Problem:
Copy out the entries below in full and exactly.

**** Information provided

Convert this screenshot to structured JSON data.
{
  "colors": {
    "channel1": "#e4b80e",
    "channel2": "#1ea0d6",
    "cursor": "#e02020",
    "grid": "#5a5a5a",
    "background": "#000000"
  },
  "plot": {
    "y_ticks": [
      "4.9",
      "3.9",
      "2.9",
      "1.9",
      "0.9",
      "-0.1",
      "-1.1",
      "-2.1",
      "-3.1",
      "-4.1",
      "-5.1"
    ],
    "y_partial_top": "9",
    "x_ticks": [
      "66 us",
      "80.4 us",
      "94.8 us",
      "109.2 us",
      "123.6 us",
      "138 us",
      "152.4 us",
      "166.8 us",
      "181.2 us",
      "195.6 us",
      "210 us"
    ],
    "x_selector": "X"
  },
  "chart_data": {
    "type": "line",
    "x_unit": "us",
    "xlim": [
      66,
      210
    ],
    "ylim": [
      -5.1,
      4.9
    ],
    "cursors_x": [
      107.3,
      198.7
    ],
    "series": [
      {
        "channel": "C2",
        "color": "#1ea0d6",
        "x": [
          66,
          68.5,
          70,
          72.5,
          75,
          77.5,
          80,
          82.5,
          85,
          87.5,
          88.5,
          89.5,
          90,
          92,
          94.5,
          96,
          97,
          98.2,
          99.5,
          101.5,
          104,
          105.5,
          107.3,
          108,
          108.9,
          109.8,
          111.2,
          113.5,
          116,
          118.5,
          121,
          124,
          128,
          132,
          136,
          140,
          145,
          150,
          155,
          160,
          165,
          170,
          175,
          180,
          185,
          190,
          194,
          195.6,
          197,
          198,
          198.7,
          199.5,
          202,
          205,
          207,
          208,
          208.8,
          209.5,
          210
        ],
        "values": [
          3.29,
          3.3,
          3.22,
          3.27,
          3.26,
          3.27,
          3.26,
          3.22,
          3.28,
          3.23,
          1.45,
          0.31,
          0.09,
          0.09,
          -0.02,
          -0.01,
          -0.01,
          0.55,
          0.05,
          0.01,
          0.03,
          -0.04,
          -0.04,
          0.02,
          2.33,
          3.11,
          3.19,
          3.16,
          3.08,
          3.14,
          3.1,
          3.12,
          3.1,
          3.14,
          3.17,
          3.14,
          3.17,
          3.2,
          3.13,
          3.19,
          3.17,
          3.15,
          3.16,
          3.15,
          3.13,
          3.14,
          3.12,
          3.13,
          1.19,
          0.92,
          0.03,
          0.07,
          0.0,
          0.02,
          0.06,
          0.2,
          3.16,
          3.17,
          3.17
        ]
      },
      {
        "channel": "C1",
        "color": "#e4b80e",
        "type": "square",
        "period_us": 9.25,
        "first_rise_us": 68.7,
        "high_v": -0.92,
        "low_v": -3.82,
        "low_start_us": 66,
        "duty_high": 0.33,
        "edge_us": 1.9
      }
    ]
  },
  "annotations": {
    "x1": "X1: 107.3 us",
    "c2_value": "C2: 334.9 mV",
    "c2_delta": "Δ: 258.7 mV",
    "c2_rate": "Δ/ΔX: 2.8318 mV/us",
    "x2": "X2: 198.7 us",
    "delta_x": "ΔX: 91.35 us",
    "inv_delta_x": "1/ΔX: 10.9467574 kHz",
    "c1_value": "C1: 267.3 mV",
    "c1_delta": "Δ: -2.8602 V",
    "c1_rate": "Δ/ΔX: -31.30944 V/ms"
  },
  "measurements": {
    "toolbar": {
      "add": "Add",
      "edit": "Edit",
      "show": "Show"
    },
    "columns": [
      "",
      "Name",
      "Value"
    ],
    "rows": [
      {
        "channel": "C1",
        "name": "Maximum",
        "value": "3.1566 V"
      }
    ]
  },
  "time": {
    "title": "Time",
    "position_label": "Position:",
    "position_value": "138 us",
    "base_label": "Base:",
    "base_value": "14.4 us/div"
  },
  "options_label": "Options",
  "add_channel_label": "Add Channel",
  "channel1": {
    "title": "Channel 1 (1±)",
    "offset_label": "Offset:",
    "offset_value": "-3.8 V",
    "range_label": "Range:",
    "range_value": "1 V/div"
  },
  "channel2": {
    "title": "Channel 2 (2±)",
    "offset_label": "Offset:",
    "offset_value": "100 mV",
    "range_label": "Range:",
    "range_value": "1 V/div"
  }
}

********

Problem solution:
Convert this screenshot to structured JSON data.
{
  "colors": {
    "channel1": "#e4b80e",
    "channel2": "#1ea0d6",
    "cursor": "#e02020",
    "grid": "#5a5a5a",
    "background": "#000000"
  },
  "plot": {
    "y_ticks": [
      "4.9",
      "3.9",
      "2.9",
      "1.9",
      "0.9",
      "-0.1",
      "-1.1",
      "-2.1",
      "-3.1",
      "-4.1",
      "-5.1"
    ],
    "y_partial_top": "9",
    "x_ticks": [
      "66 us",
      "80.4 us",
      "94.8 us",
      "109.2 us",
      "123.6 us",
      "138 us",
      "152.4 us",
      "166.8 us",
      "181.2 us",
      "195.6 us",
      "210 us"
    ],
    "x_selector": "X"
  },
  "chart_data": {
    "type": "line",
    "x_unit": "us",
    "xlim": [
      66,
      210
    ],
    "ylim": [
      -5.1,
      4.9
    ],
    "cursors_x": [
      107.3,
      198.7
    ],
    "series": [
      {
        "channel": "C2",
        "color": "#1ea0d6",
        "x": [
          66,
          68.5,
          70,
          72.5,
          75,
          77.5,
          80,
          82.5,
          85,
          87.5,
          88.5,
          89.5,
          90,
          92,
          94.5,
          96,
          97,
          98.2,
          99.5,
          101.5,
          104,
          105.5,
          107.3,
          108,
          108.9,
          109.8,
          111.2,
          113.5,
          116,
          118.5,
          121,
          124,
          128,
          132,
          136,
          140,
          145,
          150,
          155,
          160,
          165,
          170,
          175,
          180,
          185,
          190,
          194,
          195.6,
          197,
          198,
          198.7,
          199.5,
          202,
          205,
          207,
          208,
          208.8,
          209.5,
          210
        ],
        "values": [
          3.29,
          3.3,
          3.22,
          3.27,
          3.26,
          3.27,
          3.26,
          3.22,
          3.28,
          3.23,
          1.45,
          0.31,
          0.09,
          0.09,
          -0.02,
          -0.01,
          -0.01,
          0.55,
          0.05,
          0.01,
          0.03,
          -0.04,
          -0.04,
          0.02,
          2.33,
          3.11,
          3.19,
          3.16,
          3.08,
          3.14,
          3.1,
          3.12,
          3.1,
          3.14,
          3.17,
          3.14,
          3.17,
          3.2,
          3.13,
          3.19,
          3.17,
          3.15,
          3.16,
          3.15,
          3.13,
          3.14,
          3.12,
          3.13,
          1.19,
          0.92,
          0.03,
          0.07,
          0.0,
          0.02,
          0.06,
          0.2,
          3.16,
          3.17,
          3.17
        ]
      },
      {
        "channel": "C1",
        "color": "#e4b80e",
        "type": "square",
        "period_us": 9.25,
        "first_rise_us": 68.7,
        "high_v": -0.92,
        "low_v": -3.82,
        "low_start_us": 66,
        "duty_high": 0.33,
        "edge_us": 1.9
      }
    ]
  },
  "annotations": {
    "x1": "X1: 107.3 us",
    "c2_value": "C2: 334.9 mV",
    "c2_delta": "Δ: 258.7 mV",
    "c2_rate": "Δ/ΔX: 2.8318 mV/us",
    "x2": "X2: 198.7 us",
    "delta_x": "ΔX: 91.35 us",
    "inv_delta_x": "1/ΔX: 10.9467574 kHz",
    "c1_value": "C1: 267.3 mV",
    "c1_delta": "Δ: -2.8602 V",
    "c1_rate": "Δ/ΔX: -31.30944 V/ms"
  },
  "measurements": {
    "toolbar": {
      "add": "Add",
      "edit": "Edit",
      "show": "Show"
    },
    "columns": [
      "",
      "Name",
      "Value"
    ],
    "rows": [
      {
        "channel": "C1",
        "name": "Maximum",
        "value": "3.1566 V"
      }
    ]
  },
  "time": {
    "title": "Time",
    "position_label": "Position:",
    "position_value": "138 us",
    "base_label": "Base:",
    "base_value": "14.4 us/div"
  },
  "options_label": "Options",
  "add_channel_label": "Add Channel",
  "channel1": {
    "title": "Channel 1 (1±)",
    "offset_label": "Offset:",
    "offset_value": "-3.8 V",
    "range_label": "Range:",
    "range_value": "1 V/div"
  },
  "channel2": {
    "title": "Channel 2 (2±)",
    "offset_label": "Offset:",
    "offset_value": "100 mV",
    "range_label": "Range:",
    "range_value": "1 V/div"
  }
}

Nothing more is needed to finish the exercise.